Stored data →
===

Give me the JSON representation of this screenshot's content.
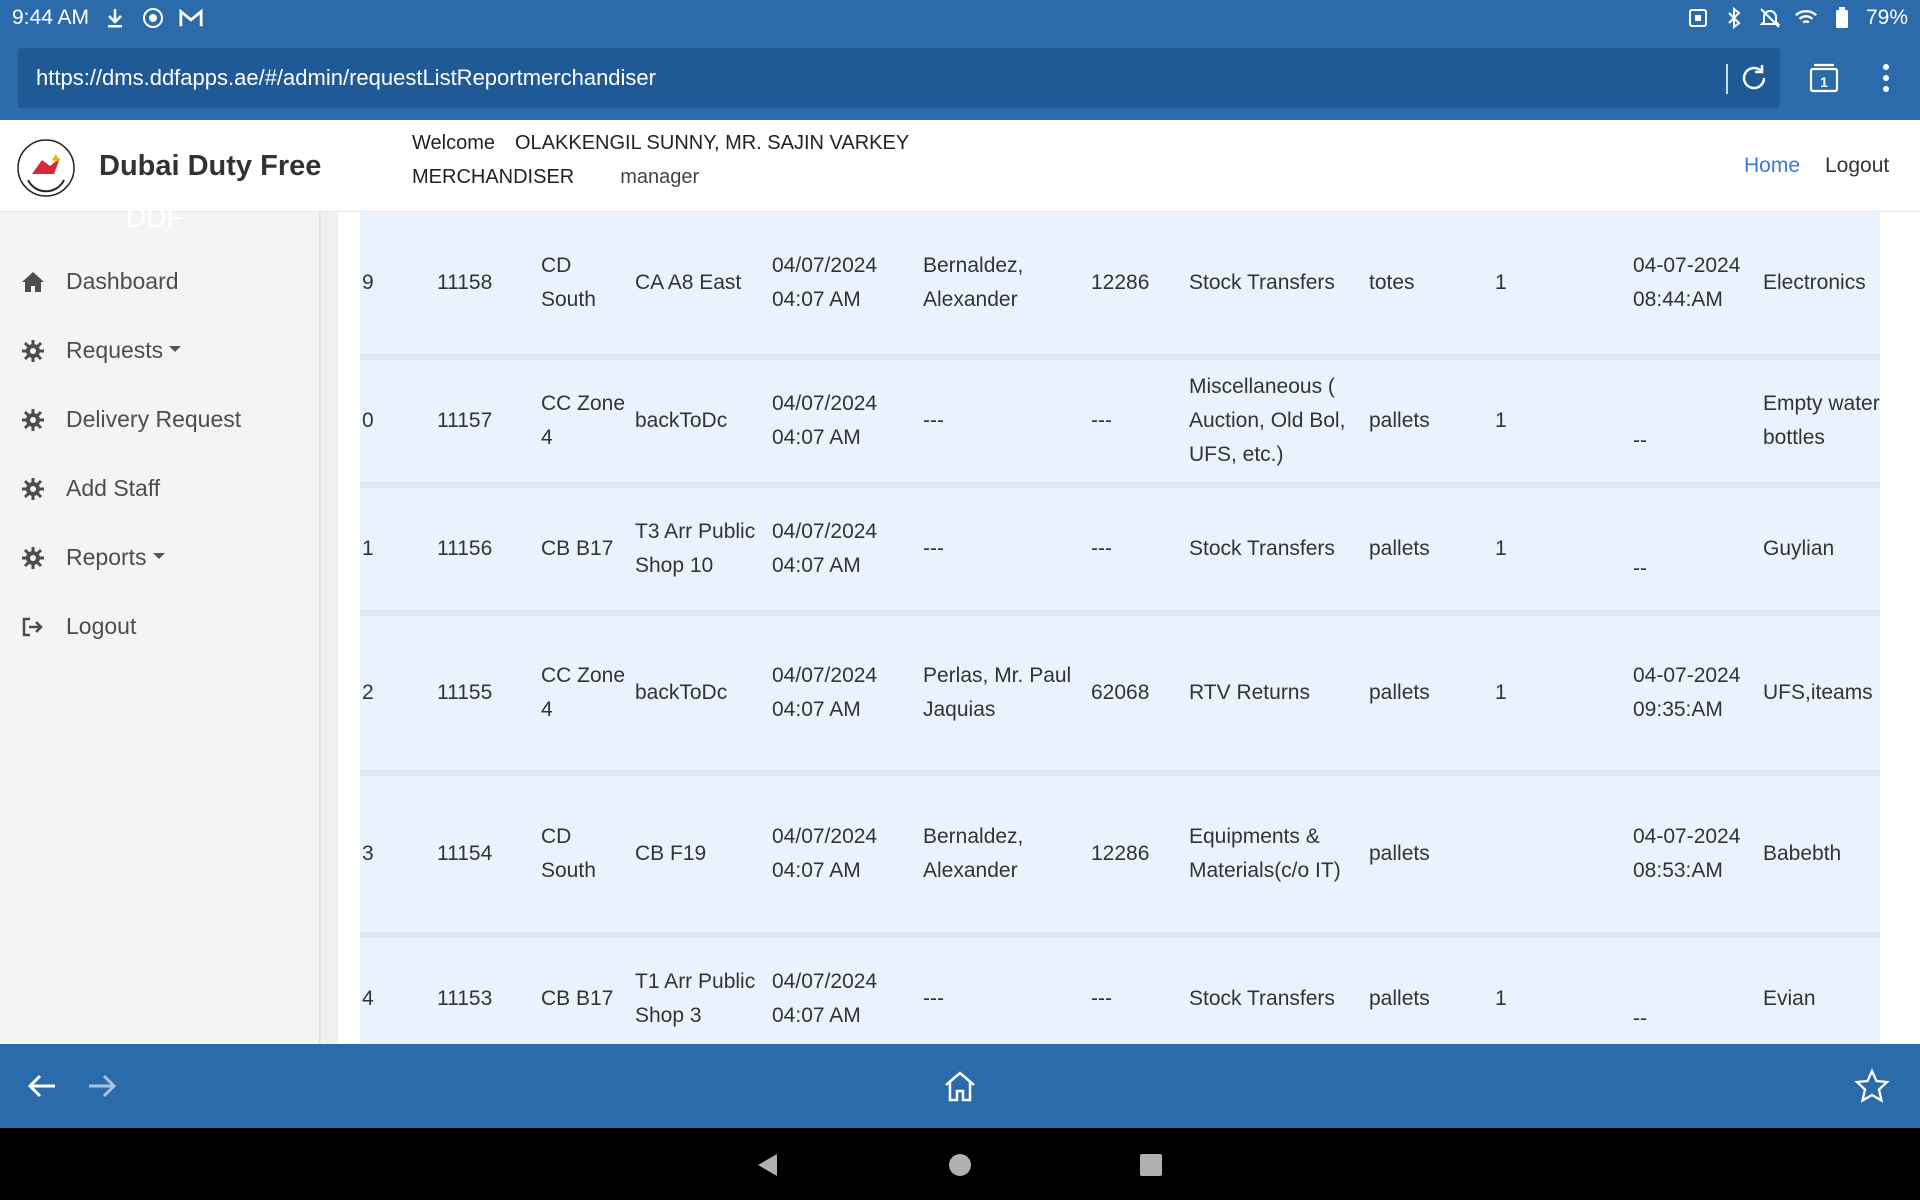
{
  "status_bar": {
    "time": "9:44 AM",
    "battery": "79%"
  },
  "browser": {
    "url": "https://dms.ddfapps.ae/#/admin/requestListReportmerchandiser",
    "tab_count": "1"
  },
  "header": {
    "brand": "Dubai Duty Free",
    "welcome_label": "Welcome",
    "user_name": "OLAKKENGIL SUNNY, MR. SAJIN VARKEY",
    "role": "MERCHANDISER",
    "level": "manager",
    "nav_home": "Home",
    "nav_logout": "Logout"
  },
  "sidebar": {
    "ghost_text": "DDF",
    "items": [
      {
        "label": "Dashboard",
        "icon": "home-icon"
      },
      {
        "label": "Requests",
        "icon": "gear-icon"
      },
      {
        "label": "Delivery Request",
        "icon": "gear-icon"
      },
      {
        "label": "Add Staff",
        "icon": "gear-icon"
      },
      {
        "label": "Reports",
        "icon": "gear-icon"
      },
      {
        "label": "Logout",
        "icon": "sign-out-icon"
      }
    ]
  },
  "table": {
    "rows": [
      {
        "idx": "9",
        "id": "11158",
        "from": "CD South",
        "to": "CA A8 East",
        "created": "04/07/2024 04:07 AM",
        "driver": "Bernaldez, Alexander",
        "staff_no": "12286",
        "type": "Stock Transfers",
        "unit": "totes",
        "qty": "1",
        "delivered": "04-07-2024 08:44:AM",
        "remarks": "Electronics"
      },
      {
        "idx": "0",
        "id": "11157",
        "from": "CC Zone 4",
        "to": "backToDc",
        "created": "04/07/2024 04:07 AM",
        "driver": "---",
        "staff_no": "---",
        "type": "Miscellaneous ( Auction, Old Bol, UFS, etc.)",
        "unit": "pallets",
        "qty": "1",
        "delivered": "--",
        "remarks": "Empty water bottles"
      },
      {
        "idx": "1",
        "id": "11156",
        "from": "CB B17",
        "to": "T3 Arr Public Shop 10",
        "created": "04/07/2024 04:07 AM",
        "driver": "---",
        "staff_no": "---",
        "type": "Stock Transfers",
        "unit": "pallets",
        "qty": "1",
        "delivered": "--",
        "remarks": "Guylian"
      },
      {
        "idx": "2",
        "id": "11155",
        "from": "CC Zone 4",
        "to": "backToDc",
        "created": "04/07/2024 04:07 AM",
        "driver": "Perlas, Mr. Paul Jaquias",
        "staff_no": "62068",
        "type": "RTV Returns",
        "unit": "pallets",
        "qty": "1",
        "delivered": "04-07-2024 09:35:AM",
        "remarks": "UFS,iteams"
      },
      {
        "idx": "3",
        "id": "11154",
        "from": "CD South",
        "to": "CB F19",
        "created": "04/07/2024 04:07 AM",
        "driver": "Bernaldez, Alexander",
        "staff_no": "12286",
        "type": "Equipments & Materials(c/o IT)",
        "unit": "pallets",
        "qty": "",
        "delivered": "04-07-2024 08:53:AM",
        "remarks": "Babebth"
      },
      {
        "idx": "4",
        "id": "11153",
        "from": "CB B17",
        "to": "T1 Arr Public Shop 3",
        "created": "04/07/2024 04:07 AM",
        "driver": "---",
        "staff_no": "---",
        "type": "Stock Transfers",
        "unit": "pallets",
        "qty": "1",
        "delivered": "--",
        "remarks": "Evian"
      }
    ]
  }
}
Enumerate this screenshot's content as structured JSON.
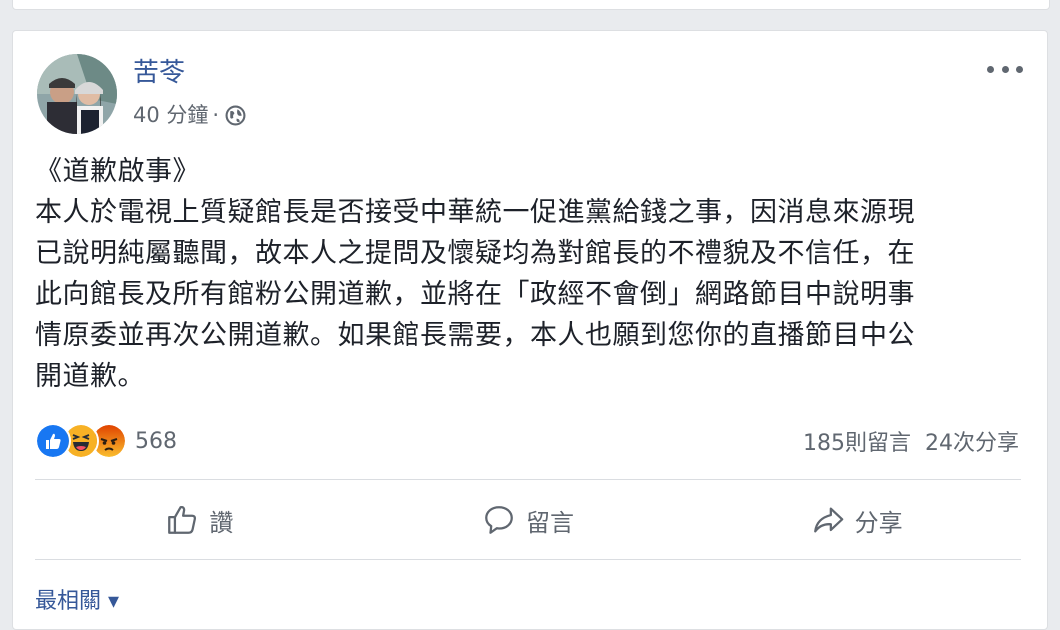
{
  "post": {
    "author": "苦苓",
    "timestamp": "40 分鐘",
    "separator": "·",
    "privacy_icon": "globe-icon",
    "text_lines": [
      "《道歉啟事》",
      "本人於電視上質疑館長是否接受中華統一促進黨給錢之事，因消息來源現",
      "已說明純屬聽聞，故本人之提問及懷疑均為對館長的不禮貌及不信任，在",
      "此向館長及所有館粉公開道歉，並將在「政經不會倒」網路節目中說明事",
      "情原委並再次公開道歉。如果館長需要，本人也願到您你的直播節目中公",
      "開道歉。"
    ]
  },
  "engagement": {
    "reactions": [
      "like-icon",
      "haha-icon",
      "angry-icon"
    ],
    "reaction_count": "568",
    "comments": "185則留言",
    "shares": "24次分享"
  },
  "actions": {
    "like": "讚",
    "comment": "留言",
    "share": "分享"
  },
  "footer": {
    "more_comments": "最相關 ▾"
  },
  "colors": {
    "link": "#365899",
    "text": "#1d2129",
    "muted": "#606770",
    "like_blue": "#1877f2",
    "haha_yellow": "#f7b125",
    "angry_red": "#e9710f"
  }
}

===

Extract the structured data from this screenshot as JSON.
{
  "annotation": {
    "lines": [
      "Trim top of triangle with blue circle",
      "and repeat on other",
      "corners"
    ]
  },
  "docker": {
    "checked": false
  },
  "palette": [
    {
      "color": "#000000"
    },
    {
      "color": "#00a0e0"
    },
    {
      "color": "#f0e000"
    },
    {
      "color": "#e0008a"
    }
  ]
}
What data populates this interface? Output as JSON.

===

Exercise directions → Will you return exactly the lines above from the one with "Extract the structured" down to the one with "What data populates", counting both as part of the range?

Answer to this task →
Extract the structured data from this screenshot as JSON.
{
  "annotation": {
    "lines": [
      "Trim top of triangle with blue circle",
      "and repeat on other",
      "corners"
    ]
  },
  "docker": {
    "checked": false
  },
  "palette": [
    {
      "color": "#000000"
    },
    {
      "color": "#00a0e0"
    },
    {
      "color": "#f0e000"
    },
    {
      "color": "#e0008a"
    }
  ]
}
What data populates this interface? Output as JSON.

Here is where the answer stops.